# Set exercise:
Go through the material below and count the lines with the string "steps"; the number is the whole answer.

##############################

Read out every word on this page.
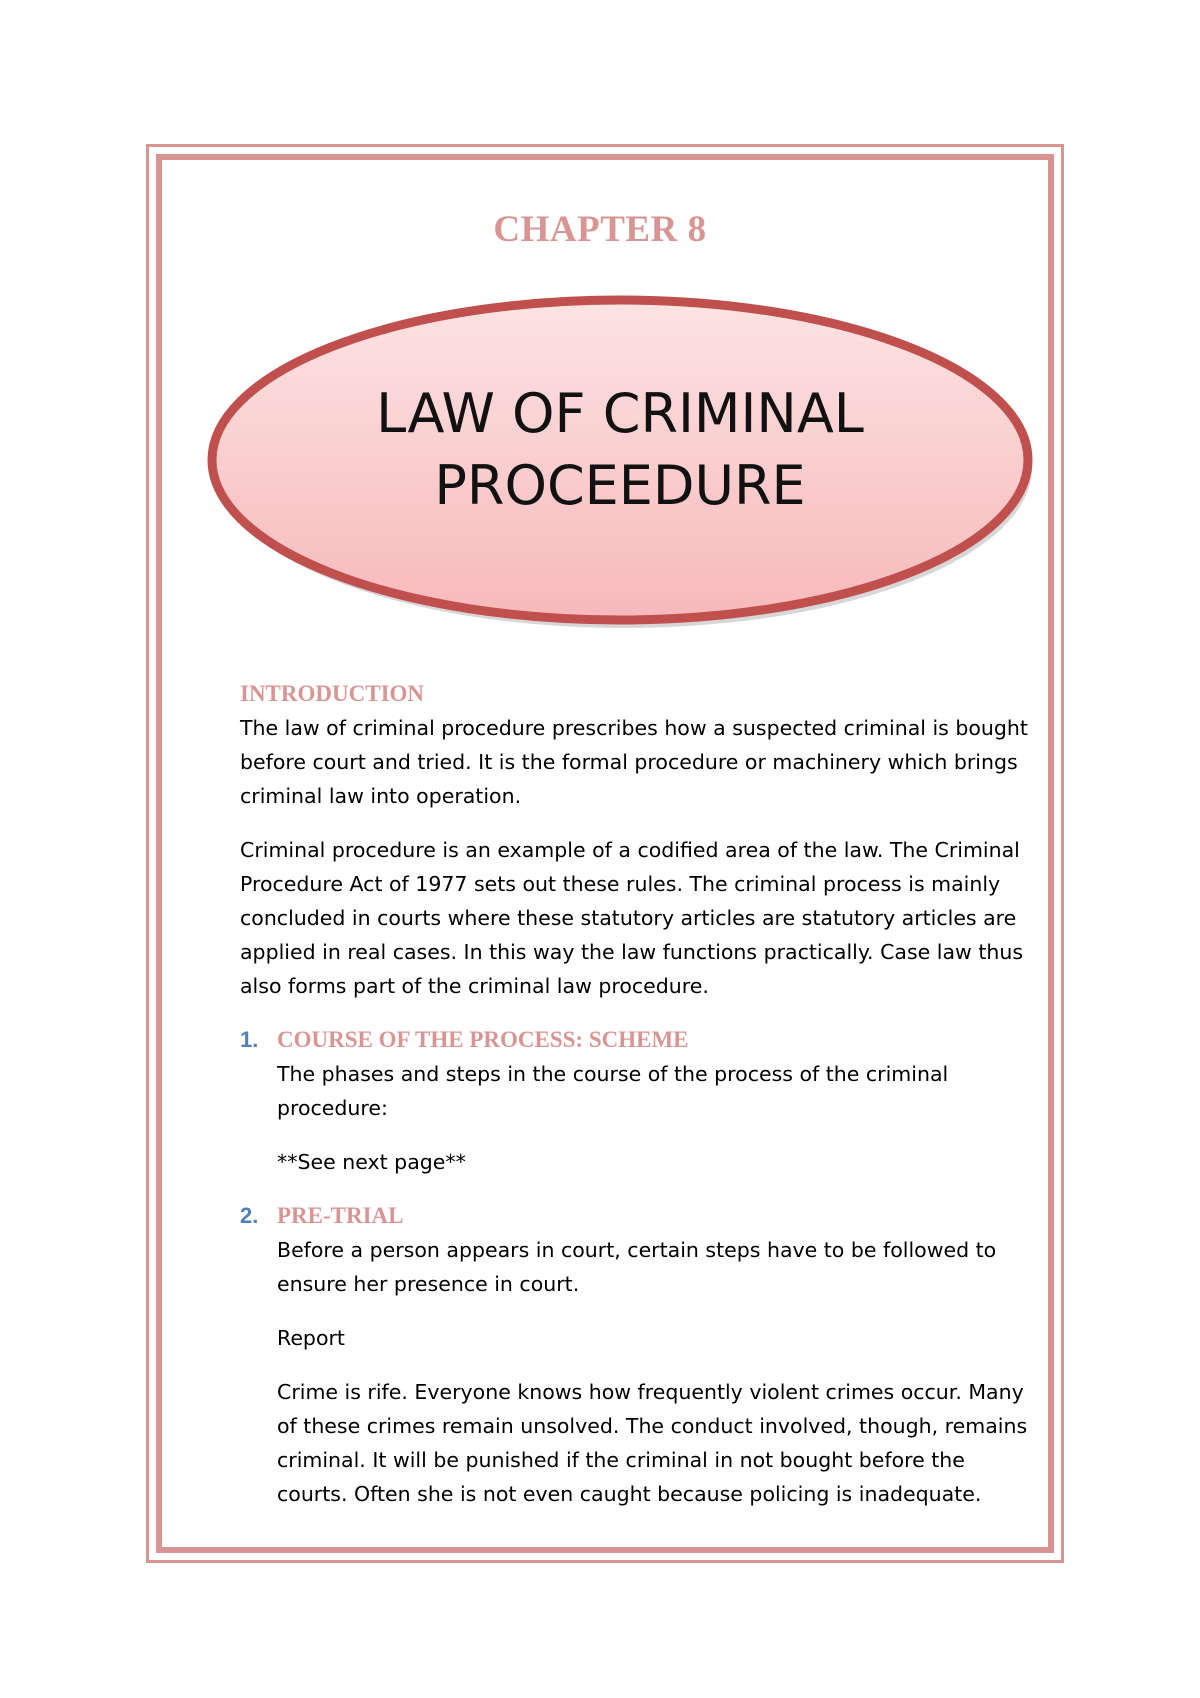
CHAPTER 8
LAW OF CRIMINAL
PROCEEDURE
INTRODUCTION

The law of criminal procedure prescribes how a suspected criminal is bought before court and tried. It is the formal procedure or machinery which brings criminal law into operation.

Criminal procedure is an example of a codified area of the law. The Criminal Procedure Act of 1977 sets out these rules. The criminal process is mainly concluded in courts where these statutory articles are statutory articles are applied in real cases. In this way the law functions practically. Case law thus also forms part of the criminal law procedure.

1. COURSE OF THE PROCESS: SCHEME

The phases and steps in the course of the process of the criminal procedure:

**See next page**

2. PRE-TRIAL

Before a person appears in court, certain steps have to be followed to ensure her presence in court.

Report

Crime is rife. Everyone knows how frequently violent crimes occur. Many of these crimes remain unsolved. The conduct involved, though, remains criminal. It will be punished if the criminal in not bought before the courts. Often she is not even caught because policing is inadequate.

##############################

# Task answer:
2